__What is expected__
Copy each line of the entries beneath that contains the word "EURUSD".
== Supplied entries ==
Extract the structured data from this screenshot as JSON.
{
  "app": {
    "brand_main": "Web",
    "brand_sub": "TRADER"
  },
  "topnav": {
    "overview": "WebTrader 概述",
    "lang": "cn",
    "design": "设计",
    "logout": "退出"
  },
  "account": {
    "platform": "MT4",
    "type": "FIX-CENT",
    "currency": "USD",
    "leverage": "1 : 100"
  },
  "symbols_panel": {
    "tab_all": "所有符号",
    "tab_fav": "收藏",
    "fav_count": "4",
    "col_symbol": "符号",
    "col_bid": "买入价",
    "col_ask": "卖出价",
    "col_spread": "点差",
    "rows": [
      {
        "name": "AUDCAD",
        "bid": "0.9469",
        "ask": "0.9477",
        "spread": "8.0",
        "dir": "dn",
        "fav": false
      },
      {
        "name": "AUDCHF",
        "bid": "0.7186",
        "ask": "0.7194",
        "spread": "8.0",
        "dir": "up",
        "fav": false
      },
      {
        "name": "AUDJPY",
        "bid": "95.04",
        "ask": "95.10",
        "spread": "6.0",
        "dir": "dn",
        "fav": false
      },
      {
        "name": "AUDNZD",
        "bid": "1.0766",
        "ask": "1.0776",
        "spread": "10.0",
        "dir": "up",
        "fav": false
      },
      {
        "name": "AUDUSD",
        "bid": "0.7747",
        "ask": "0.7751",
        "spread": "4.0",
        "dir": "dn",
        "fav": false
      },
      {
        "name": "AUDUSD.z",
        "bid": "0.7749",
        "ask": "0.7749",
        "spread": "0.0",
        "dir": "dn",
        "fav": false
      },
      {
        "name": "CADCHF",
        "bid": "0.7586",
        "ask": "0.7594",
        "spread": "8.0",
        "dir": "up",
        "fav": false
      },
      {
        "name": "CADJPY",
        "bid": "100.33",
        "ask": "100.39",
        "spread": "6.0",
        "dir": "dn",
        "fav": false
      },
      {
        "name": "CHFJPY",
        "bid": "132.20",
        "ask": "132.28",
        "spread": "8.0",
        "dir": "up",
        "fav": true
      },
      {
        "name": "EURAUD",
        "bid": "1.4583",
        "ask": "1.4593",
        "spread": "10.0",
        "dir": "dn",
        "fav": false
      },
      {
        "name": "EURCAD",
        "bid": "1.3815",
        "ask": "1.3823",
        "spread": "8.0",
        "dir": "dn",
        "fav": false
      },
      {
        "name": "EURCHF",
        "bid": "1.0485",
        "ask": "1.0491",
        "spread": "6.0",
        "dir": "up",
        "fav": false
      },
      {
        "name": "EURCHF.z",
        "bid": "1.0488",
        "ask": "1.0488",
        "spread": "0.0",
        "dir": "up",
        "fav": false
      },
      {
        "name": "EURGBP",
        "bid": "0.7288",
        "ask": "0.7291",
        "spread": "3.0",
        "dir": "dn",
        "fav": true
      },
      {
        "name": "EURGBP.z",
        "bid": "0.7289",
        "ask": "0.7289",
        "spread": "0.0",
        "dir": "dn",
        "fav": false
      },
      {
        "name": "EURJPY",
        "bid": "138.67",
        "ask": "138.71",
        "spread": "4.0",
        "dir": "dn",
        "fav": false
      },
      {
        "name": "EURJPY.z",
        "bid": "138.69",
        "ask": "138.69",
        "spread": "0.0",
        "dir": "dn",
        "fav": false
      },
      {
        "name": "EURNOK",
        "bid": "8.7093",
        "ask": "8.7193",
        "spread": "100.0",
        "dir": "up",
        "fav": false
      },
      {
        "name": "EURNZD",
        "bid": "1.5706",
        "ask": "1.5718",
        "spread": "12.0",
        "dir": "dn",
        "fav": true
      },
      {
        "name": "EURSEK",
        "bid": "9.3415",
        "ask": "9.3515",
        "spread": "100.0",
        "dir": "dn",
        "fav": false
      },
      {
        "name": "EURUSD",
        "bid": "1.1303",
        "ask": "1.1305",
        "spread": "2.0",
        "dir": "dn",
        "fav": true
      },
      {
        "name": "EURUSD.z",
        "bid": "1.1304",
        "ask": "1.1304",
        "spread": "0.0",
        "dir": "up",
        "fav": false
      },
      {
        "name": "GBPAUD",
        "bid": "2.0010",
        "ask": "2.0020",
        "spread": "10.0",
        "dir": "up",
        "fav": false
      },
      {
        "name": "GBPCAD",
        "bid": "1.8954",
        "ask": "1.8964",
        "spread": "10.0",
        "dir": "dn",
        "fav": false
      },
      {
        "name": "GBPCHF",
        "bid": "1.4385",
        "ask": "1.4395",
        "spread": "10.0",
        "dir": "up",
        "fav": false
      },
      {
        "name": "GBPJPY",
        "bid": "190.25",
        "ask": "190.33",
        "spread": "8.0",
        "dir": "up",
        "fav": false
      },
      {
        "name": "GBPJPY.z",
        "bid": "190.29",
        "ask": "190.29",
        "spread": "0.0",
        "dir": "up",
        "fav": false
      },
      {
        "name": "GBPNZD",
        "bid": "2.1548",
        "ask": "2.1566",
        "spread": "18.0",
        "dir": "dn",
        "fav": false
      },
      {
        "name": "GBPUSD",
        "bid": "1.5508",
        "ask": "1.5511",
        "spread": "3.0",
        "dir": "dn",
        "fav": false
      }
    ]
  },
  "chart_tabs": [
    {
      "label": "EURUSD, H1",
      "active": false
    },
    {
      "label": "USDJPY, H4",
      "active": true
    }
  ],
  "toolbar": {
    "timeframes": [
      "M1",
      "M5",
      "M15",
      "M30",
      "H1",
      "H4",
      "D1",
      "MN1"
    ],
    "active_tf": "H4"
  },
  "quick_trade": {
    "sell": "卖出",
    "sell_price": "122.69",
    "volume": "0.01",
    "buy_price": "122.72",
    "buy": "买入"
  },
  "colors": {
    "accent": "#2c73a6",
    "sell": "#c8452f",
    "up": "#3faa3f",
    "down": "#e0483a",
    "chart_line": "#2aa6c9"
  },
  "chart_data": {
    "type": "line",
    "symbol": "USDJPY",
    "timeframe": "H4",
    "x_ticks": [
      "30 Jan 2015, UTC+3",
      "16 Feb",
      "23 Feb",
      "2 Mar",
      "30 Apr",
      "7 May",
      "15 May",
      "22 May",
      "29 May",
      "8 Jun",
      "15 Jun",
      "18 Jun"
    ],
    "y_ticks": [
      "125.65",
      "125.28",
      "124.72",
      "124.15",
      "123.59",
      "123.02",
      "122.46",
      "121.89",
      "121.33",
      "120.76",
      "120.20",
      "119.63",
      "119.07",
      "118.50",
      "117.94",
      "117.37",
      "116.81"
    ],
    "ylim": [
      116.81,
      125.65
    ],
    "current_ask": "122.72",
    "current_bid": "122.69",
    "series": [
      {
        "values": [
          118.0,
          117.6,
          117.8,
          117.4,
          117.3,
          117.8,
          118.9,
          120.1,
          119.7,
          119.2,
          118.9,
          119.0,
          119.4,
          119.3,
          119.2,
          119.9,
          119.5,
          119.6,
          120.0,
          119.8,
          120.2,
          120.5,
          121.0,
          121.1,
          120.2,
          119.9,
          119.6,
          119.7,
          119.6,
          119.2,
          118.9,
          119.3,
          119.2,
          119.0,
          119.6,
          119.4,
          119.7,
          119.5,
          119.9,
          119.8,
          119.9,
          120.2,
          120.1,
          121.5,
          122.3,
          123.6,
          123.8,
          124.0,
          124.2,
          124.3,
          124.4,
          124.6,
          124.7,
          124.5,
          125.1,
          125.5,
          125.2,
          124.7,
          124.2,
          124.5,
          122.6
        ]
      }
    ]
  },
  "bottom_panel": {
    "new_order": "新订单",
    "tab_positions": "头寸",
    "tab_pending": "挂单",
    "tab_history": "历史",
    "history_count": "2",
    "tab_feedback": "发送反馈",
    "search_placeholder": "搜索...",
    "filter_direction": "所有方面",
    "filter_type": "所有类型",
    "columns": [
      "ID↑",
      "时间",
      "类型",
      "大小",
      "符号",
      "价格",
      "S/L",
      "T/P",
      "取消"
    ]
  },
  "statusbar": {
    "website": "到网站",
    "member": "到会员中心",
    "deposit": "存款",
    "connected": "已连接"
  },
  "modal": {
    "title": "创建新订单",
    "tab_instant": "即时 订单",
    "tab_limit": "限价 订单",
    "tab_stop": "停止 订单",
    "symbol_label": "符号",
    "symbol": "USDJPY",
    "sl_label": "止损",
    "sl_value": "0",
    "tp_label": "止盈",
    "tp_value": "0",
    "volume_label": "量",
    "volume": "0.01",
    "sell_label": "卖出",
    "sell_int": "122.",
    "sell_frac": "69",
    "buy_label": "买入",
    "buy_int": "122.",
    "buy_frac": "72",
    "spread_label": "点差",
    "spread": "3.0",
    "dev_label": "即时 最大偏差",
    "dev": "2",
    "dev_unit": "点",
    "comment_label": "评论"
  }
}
===
__The output__
        "name": "EURUSD",
        "name": "EURUSD.z",
      "label": "EURUSD, H1",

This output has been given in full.